Task directions »
Look for "times" in the listing below. Gather each line that contains it.

** START OF Data **

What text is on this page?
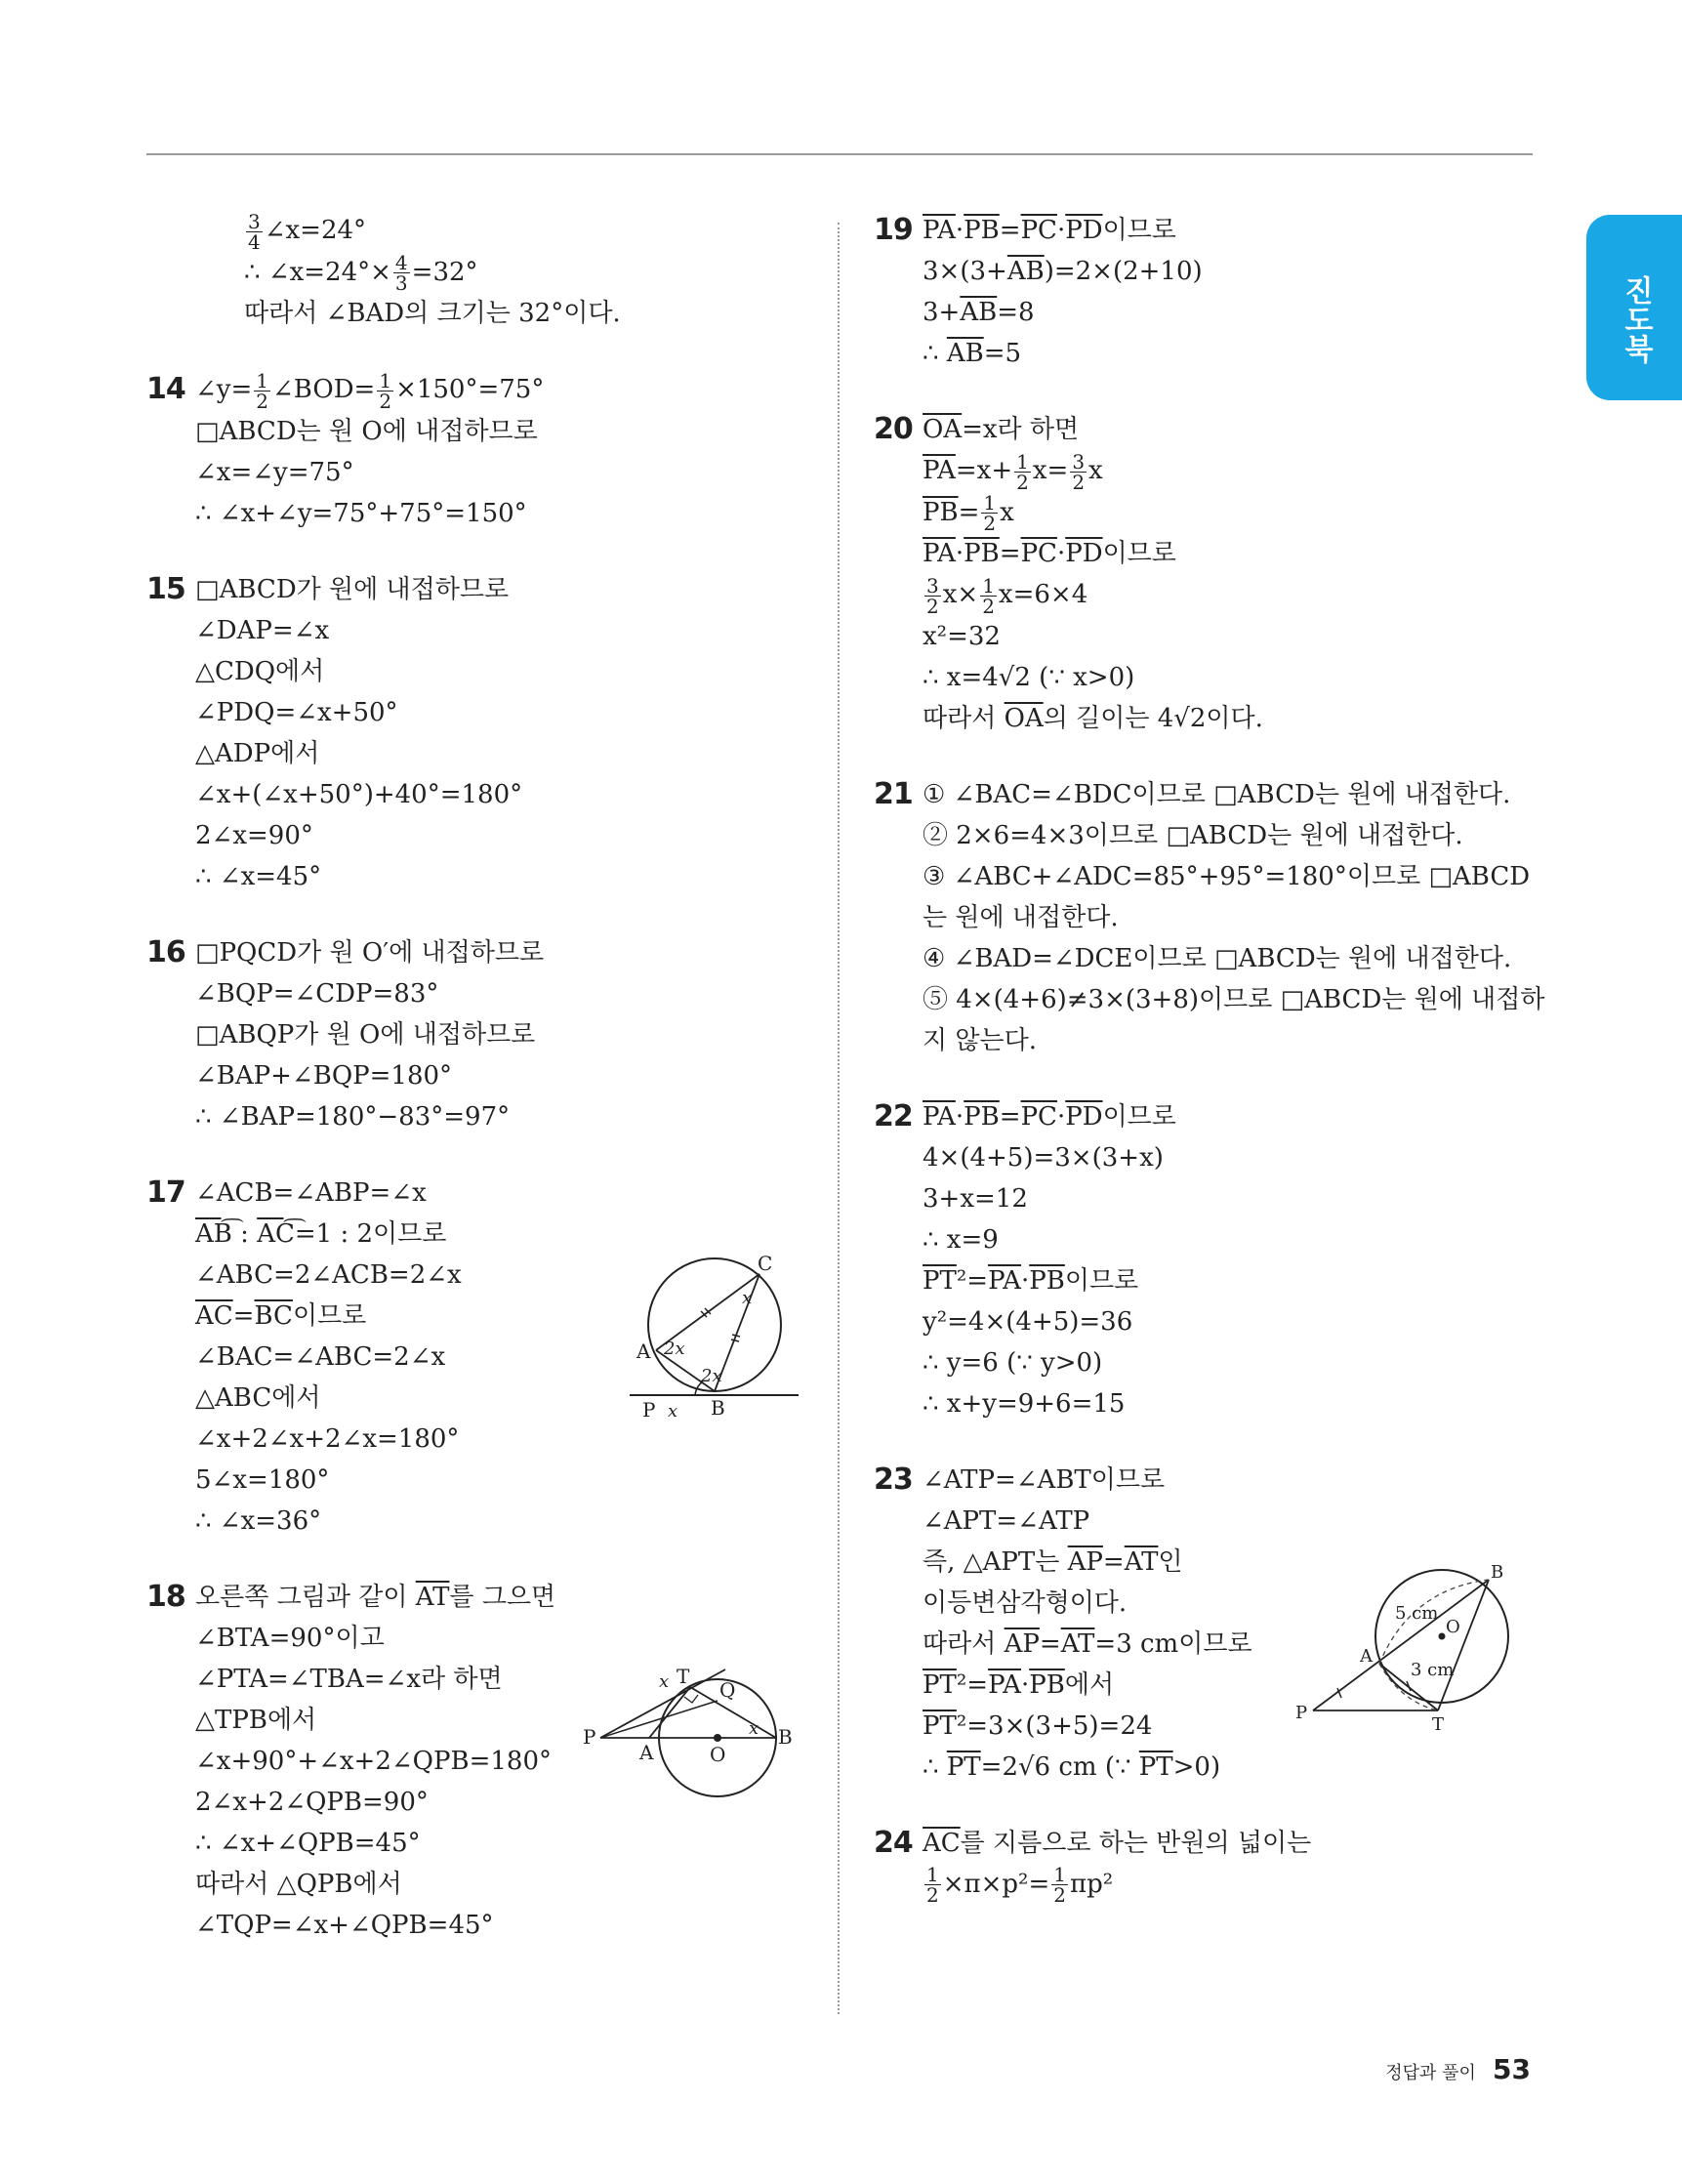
진도북
$\frac{3}{4}$ ∠x=24°
∴ ∠x=24°× $\frac{4}{3} =32^\circ$
따라서 ∠BAD의 크기는 32°이다.
14 ∠y= $\frac{1}{2}$ ∠BOD= $\frac{1}{2} \times 150^\circ=75^\circ$
□ABCD는 원 O에 내접하므로
∠x=∠y=75°
∴ ∠x+∠y=75°+75°=150°
15 □ABCD가 원에 내접하므로
∠DAP=∠x
△CDQ에서
∠PDQ=∠x+50°
△ADP에서
∠x+(∠x+50°)+40°=180°
2∠x=90°
∴ ∠x=45°
16 □PQCD가 원 O′에 내접하므로
∠BQP=∠CDP=83°
□ABQP가 원 O에 내접하므로
∠BAP+∠BQP=180°
∴ ∠BAP=180°−83°=97°
17 ∠ACB=∠ABP=∠x
AB͡ : AC͡=1 : 2이므로
∠ABC=2∠ACB=2∠x
$\overline{AC}=\overline{BC}$이므로
∠BAC=∠ABC=2∠x
△ABC에서
∠x+2∠x+2∠x=180°
5∠x=180°
∴ ∠x=36°
18 오른쪽 그림과 같이 $\overline{AT}$를 그으면
∠BTA=90°이고
∠PTA=∠TBA=∠x라 하면
△TPB에서
∠x+90°+∠x+2∠QPB=180°
2∠x+2∠QPB=90°
∴ ∠x+∠QPB=45°
따라서 △QPB에서
∠TQP=∠x+∠QPB=45°
19 $\overline{PA}\cdot\overline{PB}=\overline{PC}\cdot\overline{PD}$이므로
$3\times(3+\overline{AB})=2\times(2+10)$
$3+\overline{AB}=8$
∴ $\overline{AB}=5$
20 $\overline{OA}=x$라 하면
$\overline{PA}=x+ \frac{1}{2} x= \frac{3}{2}$ x
$\overline{PB}= \frac{1}{2}$ x
$\overline{PA}\cdot\overline{PB}=\overline{PC}\cdot\overline{PD}$이므로
$\frac{3}{2} x\times \frac{1}{2} x=6\times 4$
x²=32
∴ x=4√2 (∵ x>0)
따라서 $\overline{OA}$의 길이는 4√2이다.
21 ① ∠BAC=∠BDC이므로 □ABCD는 원에 내접한다.
② 2×6=4×3이므로 □ABCD는 원에 내접한다.
③ ∠ABC+∠ADC=85°+95°=180°이므로 □ABCD
는 원에 내접한다.
④ ∠BAD=∠DCE이므로 □ABCD는 원에 내접한다.
⑤ 4×(4+6)≠3×(3+8)이므로 □ABCD는 원에 내접하
지 않는다.
22 $\overline{PA}\cdot\overline{PB}=\overline{PC}\cdot\overline{PD}$이므로
4×(4+5)=3×(3+x)
3+x=12
∴ x=9
$\overline{PT}^2=\overline{PA}\cdot\overline{PB}$이므로
y²=4×(4+5)=36
∴ y=6 (∵ y>0)
∴ x+y=9+6=15
23 ∠ATP=∠ABT이므로
∠APT=∠ATP
즉, △APT는 $\overline{AP}=\overline{AT}$인
이등변삼각형이다.
따라서 $\overline{AP}=\overline{AT}=3$ cm이므로
$\overline{PT}^2=\overline{PA}\cdot\overline{PB}$에서
$\overline{PT}^2=3\times(3+5)=24$
∴ $\overline{PT}=2√6$ cm (∵ $\overline{PT}>0$)
24 $\overline{AC}$를 지름으로 하는 반원의 넓이는
$\frac{1}{2} \times\pi\times p^2= \frac{1}{2} \pi p^2$
C
A
P	B
2x
2x
x
x
P
A	O
B
T
Q
x
x
P
A
T
B
O
5 cm
3 cm
정답과 풀이 53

** END OF Data **

Response to the task »
14 ∠y= $\frac{1}{2}$ ∠BOD= $\frac{1}{2} \times 150^\circ=75^\circ$
$3\times(3+\overline{AB})=2\times(2+10)$
$\frac{3}{2} x\times \frac{1}{2} x=6\times 4$
$\overline{PT}^2=3\times(3+5)=24$
$\frac{1}{2} \times\pi\times p^2= \frac{1}{2} \pi p^2$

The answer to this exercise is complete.